- What is expected
Can you reproduce the lines below exactly, leaving out the pictures?

....................

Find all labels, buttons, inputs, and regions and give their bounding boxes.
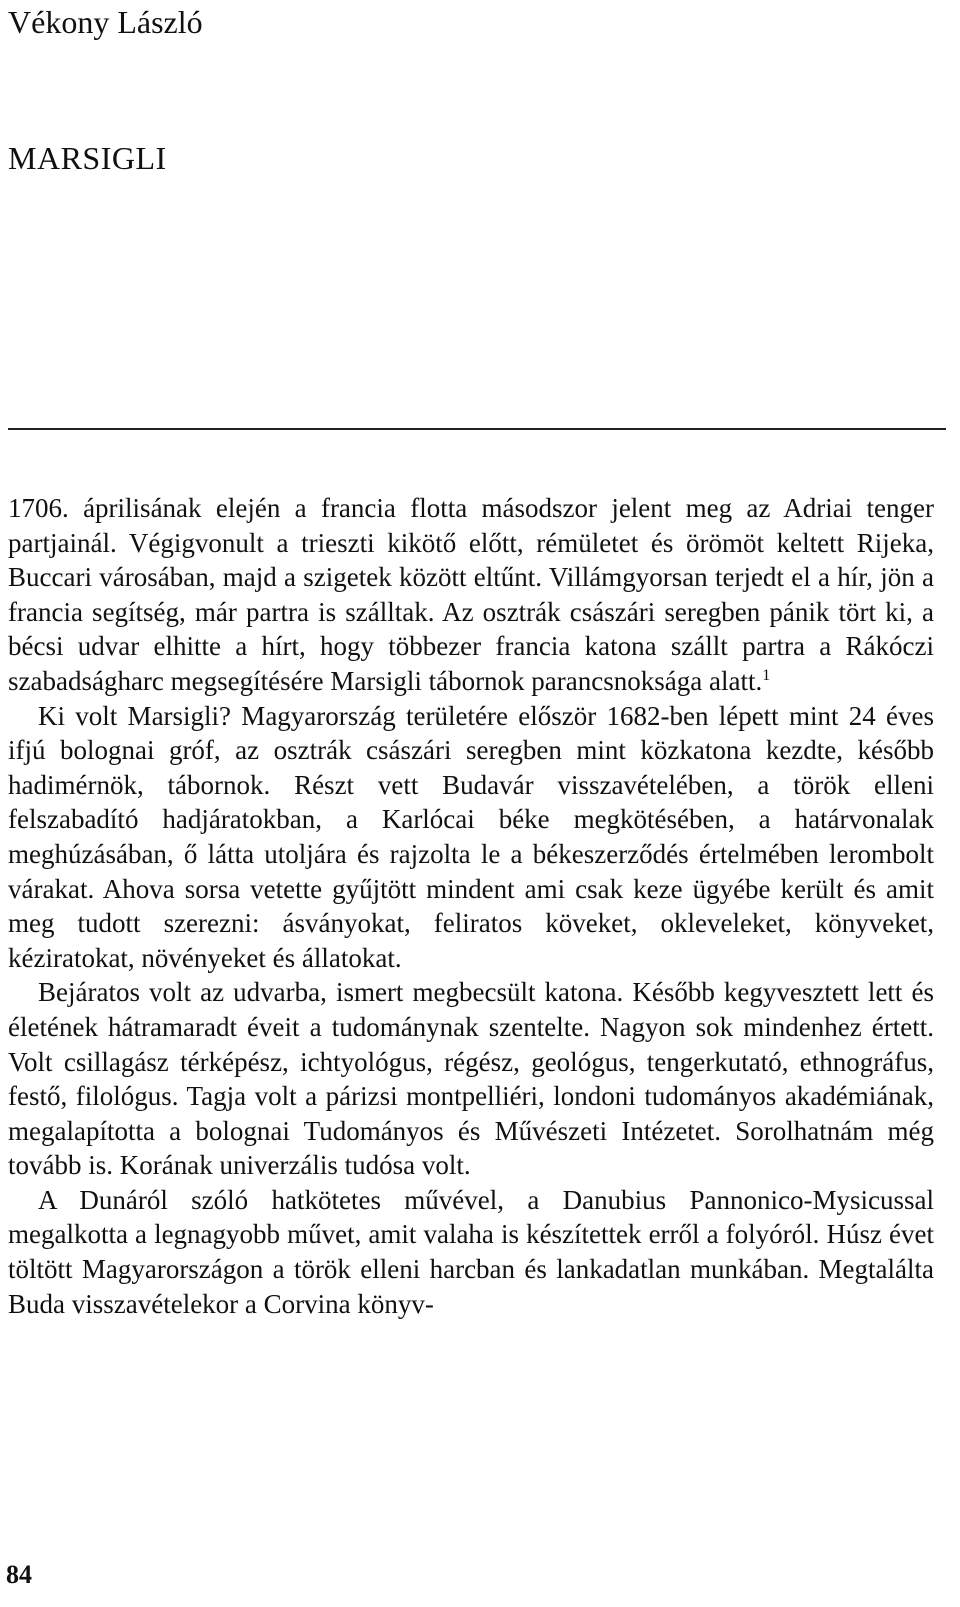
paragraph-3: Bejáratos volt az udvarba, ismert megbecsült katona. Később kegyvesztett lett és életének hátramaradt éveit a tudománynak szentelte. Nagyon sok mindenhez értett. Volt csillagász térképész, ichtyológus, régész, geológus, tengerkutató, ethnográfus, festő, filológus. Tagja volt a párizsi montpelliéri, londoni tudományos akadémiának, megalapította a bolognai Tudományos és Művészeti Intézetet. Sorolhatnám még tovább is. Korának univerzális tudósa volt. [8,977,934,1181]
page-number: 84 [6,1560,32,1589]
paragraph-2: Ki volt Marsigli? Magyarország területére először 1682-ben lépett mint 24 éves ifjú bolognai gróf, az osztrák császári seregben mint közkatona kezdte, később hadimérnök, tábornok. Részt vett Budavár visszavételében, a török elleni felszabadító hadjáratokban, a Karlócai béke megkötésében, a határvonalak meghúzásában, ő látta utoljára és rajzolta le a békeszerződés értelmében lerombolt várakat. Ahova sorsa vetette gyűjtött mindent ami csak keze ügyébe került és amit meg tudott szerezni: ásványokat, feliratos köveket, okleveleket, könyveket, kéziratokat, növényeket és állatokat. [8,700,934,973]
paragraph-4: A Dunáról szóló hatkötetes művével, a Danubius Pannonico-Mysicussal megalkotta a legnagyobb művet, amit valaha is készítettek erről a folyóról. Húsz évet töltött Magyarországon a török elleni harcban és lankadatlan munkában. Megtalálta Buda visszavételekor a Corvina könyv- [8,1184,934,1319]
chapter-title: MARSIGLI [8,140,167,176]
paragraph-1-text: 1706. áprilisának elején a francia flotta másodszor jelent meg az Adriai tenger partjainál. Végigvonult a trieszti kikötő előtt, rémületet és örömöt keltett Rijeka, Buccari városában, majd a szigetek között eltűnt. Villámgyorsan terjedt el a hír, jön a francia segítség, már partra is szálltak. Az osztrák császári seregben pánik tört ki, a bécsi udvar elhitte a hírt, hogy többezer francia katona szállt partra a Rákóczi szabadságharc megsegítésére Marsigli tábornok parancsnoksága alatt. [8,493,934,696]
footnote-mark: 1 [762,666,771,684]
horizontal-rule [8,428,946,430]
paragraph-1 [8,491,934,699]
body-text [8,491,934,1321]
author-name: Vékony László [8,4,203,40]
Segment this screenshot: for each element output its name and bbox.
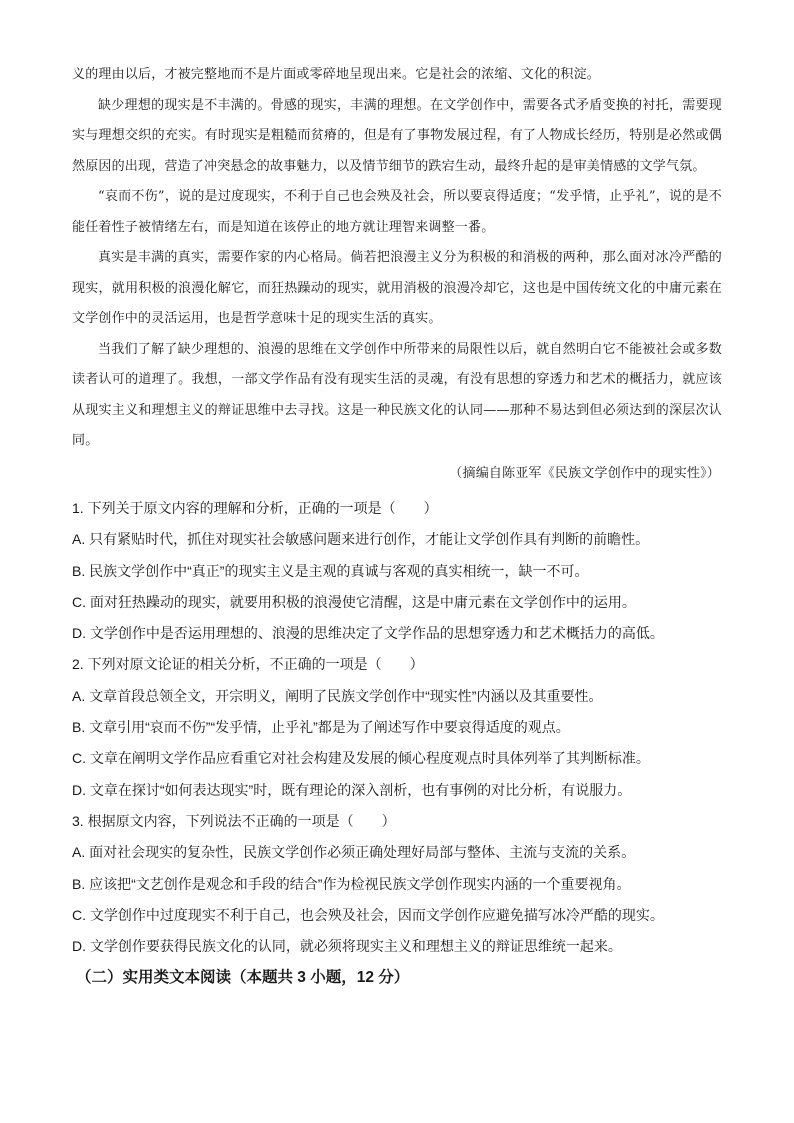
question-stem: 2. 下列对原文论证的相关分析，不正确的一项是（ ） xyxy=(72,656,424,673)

....................

- Output for this task
Find all labels, buttons, inputs, and regions and give their bounding boxes.
paragraph-3: Bejáratos volt az udvarba, ismert megbecsült katona. Később kegyvesztett lett és életének hátramaradt éveit a tudománynak szentelte. Nagyon sok mindenhez értett. Volt csillagász térképész, ichtyológus, régész, geológus, tengerkutató, ethnográfus, festő, filológus. Tagja volt a párizsi montpelliéri, londoni tudományos akadémiának, megalapította a bolognai Tudományos és Művészeti Intézetet. Sorolhatnám még tovább is. Korának univerzális tudósa volt. [8,977,934,1181]
page-number: 84 [6,1560,32,1589]
paragraph-2: Ki volt Marsigli? Magyarország területére először 1682-ben lépett mint 24 éves ifjú bolognai gróf, az osztrák császári seregben mint közkatona kezdte, később hadimérnök, tábornok. Részt vett Budavár visszavételében, a török elleni felszabadító hadjáratokban, a Karlócai béke megkötésében, a határvonalak meghúzásában, ő látta utoljára és rajzolta le a békeszerződés értelmében lerombolt várakat. Ahova sorsa vetette gyűjtött mindent ami csak keze ügyébe került és amit meg tudott szerezni: ásványokat, feliratos köveket, okleveleket, könyveket, kéziratokat, növényeket és állatokat. [8,700,934,973]
paragraph-4: A Dunáról szóló hatkötetes művével, a Danubius Pannonico-Mysicussal megalkotta a legnagyobb művet, amit valaha is készítettek erről a folyóról. Húsz évet töltött Magyarországon a török elleni harcban és lankadatlan munkában. Megtalálta Buda visszavételekor a Corvina könyv- [8,1184,934,1319]
chapter-title: MARSIGLI [8,140,167,176]
paragraph-1-text: 1706. áprilisának elején a francia flotta másodszor jelent meg az Adriai tenger partjainál. Végigvonult a trieszti kikötő előtt, rémületet és örömöt keltett Rijeka, Buccari városában, majd a szigetek között eltűnt. Villámgyorsan terjedt el a hír, jön a francia segítség, már partra is szálltak. Az osztrák császári seregben pánik tört ki, a bécsi udvar elhitte a hírt, hogy többezer francia katona szállt partra a Rákóczi szabadságharc megsegítésére Marsigli tábornok parancsnoksága alatt. [8,493,934,696]
footnote-mark: 1 [762,666,771,684]
horizontal-rule [8,428,946,430]
paragraph-1 [8,491,934,699]
body-text [8,491,934,1321]
author-name: Vékony László [8,4,203,40]
Segment this screenshot: for each element output its name and bbox.
question-stem: 2. 下列对原文论证的相关分析，不正确的一项是（ ） xyxy=(72,656,424,673)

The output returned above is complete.